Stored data
______________________________

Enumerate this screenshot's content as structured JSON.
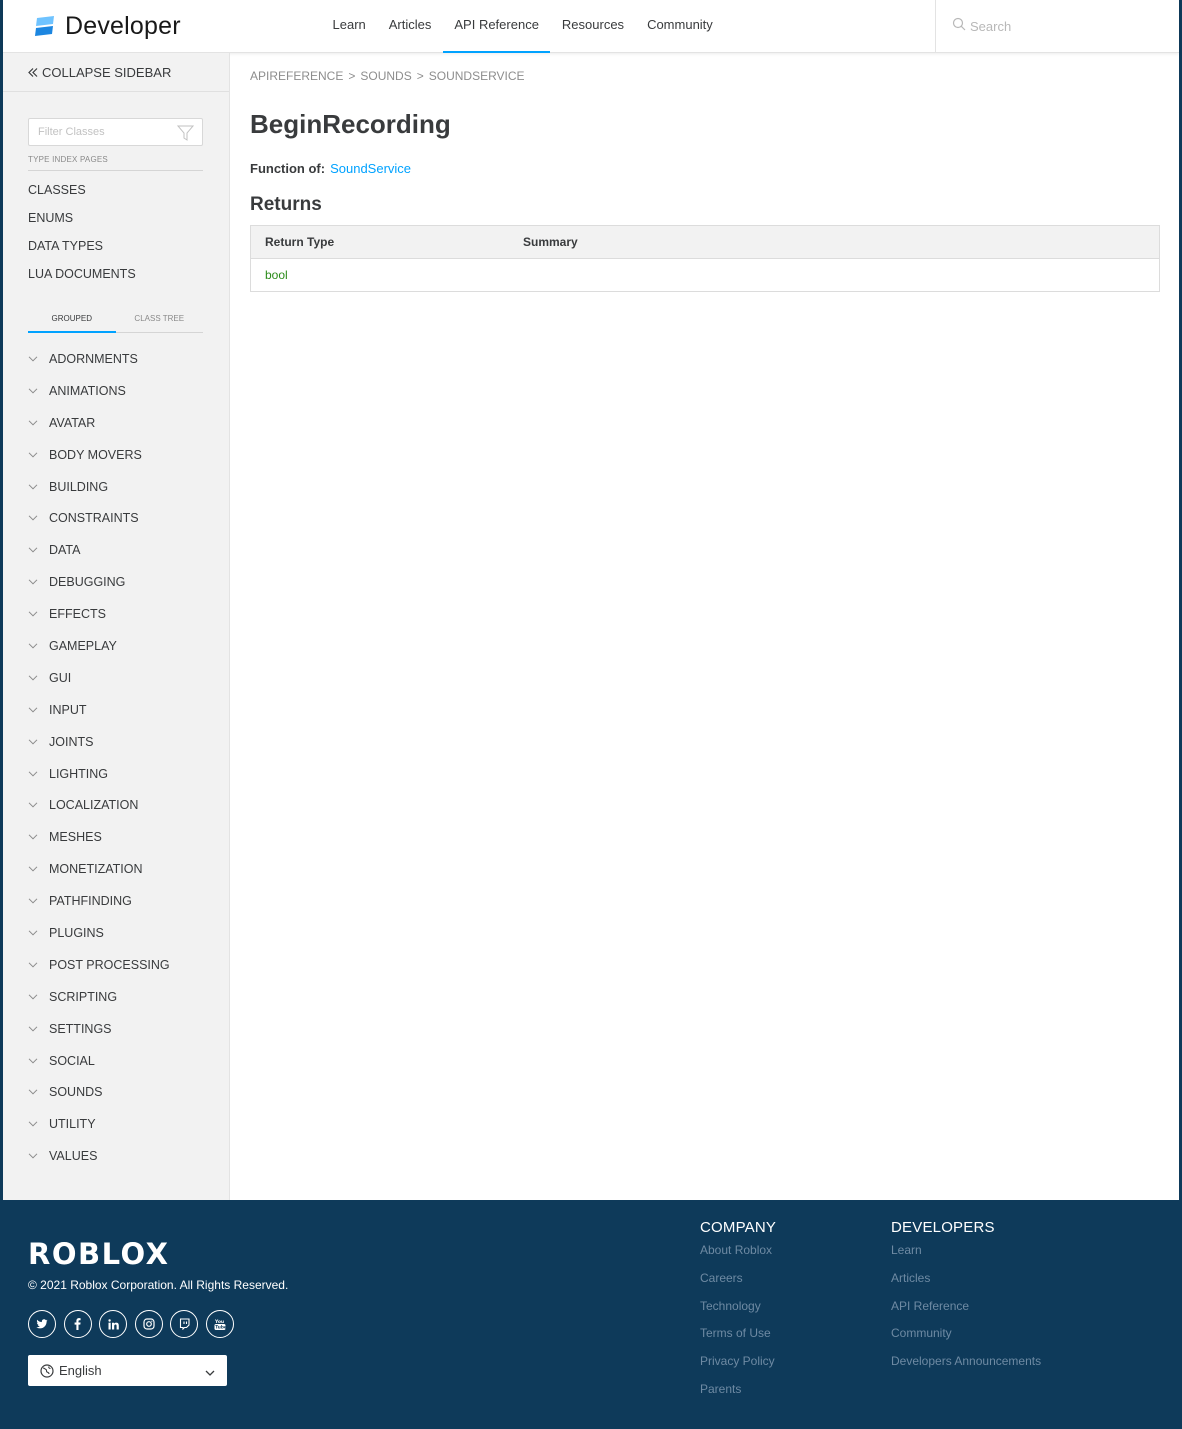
{
  "header": {
    "logo_text": "Developer",
    "nav": [
      "Learn",
      "Articles",
      "API Reference",
      "Resources",
      "Community"
    ],
    "active_nav": "API Reference",
    "search_placeholder": "Search"
  },
  "sidebar": {
    "collapse_label": "COLLAPSE SIDEBAR",
    "filter_placeholder": "Filter Classes",
    "type_index_label": "TYPE INDEX PAGES",
    "type_links": [
      "CLASSES",
      "ENUMS",
      "DATA TYPES",
      "LUA DOCUMENTS"
    ],
    "view_tabs": [
      "GROUPED",
      "CLASS TREE"
    ],
    "groups": [
      "ADORNMENTS",
      "ANIMATIONS",
      "AVATAR",
      "BODY MOVERS",
      "BUILDING",
      "CONSTRAINTS",
      "DATA",
      "DEBUGGING",
      "EFFECTS",
      "GAMEPLAY",
      "GUI",
      "INPUT",
      "JOINTS",
      "LIGHTING",
      "LOCALIZATION",
      "MESHES",
      "MONETIZATION",
      "PATHFINDING",
      "PLUGINS",
      "POST PROCESSING",
      "SCRIPTING",
      "SETTINGS",
      "SOCIAL",
      "SOUNDS",
      "UTILITY",
      "VALUES"
    ]
  },
  "main": {
    "breadcrumb": [
      "APIREFERENCE",
      "SOUNDS",
      "SOUNDSERVICE"
    ],
    "breadcrumb_sep": ">",
    "title": "BeginRecording",
    "function_of_label": "Function of:",
    "function_of_value": "SoundService",
    "returns_heading": "Returns",
    "table": {
      "headers": [
        "Return Type",
        "Summary"
      ],
      "rows": [
        {
          "type": "bool",
          "summary": ""
        }
      ]
    }
  },
  "footer": {
    "brand": "ROBLOX",
    "copyright": "© 2021 Roblox Corporation. All Rights Reserved.",
    "socials": [
      "twitter-icon",
      "facebook-icon",
      "linkedin-icon",
      "instagram-icon",
      "twitch-icon",
      "youtube-icon"
    ],
    "language": "English",
    "company": {
      "title": "COMPANY",
      "links": [
        "About Roblox",
        "Careers",
        "Technology",
        "Terms of Use",
        "Privacy Policy",
        "Parents"
      ]
    },
    "developers": {
      "title": "DEVELOPERS",
      "links": [
        "Learn",
        "Articles",
        "API Reference",
        "Community",
        "Developers Announcements"
      ]
    }
  },
  "colors": {
    "accent": "#00a2ff",
    "footer_bg": "#0e3a5a",
    "return_type": "#2b8c1a"
  }
}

______________________________

Leave out the pictures and output every record above precisely as given.

Enumerate this screenshot's content as structured JSON.
{
  "header": {
    "logo_text": "Developer",
    "nav": [
      "Learn",
      "Articles",
      "API Reference",
      "Resources",
      "Community"
    ],
    "active_nav": "API Reference",
    "search_placeholder": "Search"
  },
  "sidebar": {
    "collapse_label": "COLLAPSE SIDEBAR",
    "filter_placeholder": "Filter Classes",
    "type_index_label": "TYPE INDEX PAGES",
    "type_links": [
      "CLASSES",
      "ENUMS",
      "DATA TYPES",
      "LUA DOCUMENTS"
    ],
    "view_tabs": [
      "GROUPED",
      "CLASS TREE"
    ],
    "groups": [
      "ADORNMENTS",
      "ANIMATIONS",
      "AVATAR",
      "BODY MOVERS",
      "BUILDING",
      "CONSTRAINTS",
      "DATA",
      "DEBUGGING",
      "EFFECTS",
      "GAMEPLAY",
      "GUI",
      "INPUT",
      "JOINTS",
      "LIGHTING",
      "LOCALIZATION",
      "MESHES",
      "MONETIZATION",
      "PATHFINDING",
      "PLUGINS",
      "POST PROCESSING",
      "SCRIPTING",
      "SETTINGS",
      "SOCIAL",
      "SOUNDS",
      "UTILITY",
      "VALUES"
    ]
  },
  "main": {
    "breadcrumb": [
      "APIREFERENCE",
      "SOUNDS",
      "SOUNDSERVICE"
    ],
    "breadcrumb_sep": ">",
    "title": "BeginRecording",
    "function_of_label": "Function of:",
    "function_of_value": "SoundService",
    "returns_heading": "Returns",
    "table": {
      "headers": [
        "Return Type",
        "Summary"
      ],
      "rows": [
        {
          "type": "bool",
          "summary": ""
        }
      ]
    }
  },
  "footer": {
    "brand": "ROBLOX",
    "copyright": "© 2021 Roblox Corporation. All Rights Reserved.",
    "socials": [
      "twitter-icon",
      "facebook-icon",
      "linkedin-icon",
      "instagram-icon",
      "twitch-icon",
      "youtube-icon"
    ],
    "language": "English",
    "company": {
      "title": "COMPANY",
      "links": [
        "About Roblox",
        "Careers",
        "Technology",
        "Terms of Use",
        "Privacy Policy",
        "Parents"
      ]
    },
    "developers": {
      "title": "DEVELOPERS",
      "links": [
        "Learn",
        "Articles",
        "API Reference",
        "Community",
        "Developers Announcements"
      ]
    }
  },
  "colors": {
    "accent": "#00a2ff",
    "footer_bg": "#0e3a5a",
    "return_type": "#2b8c1a"
  }
}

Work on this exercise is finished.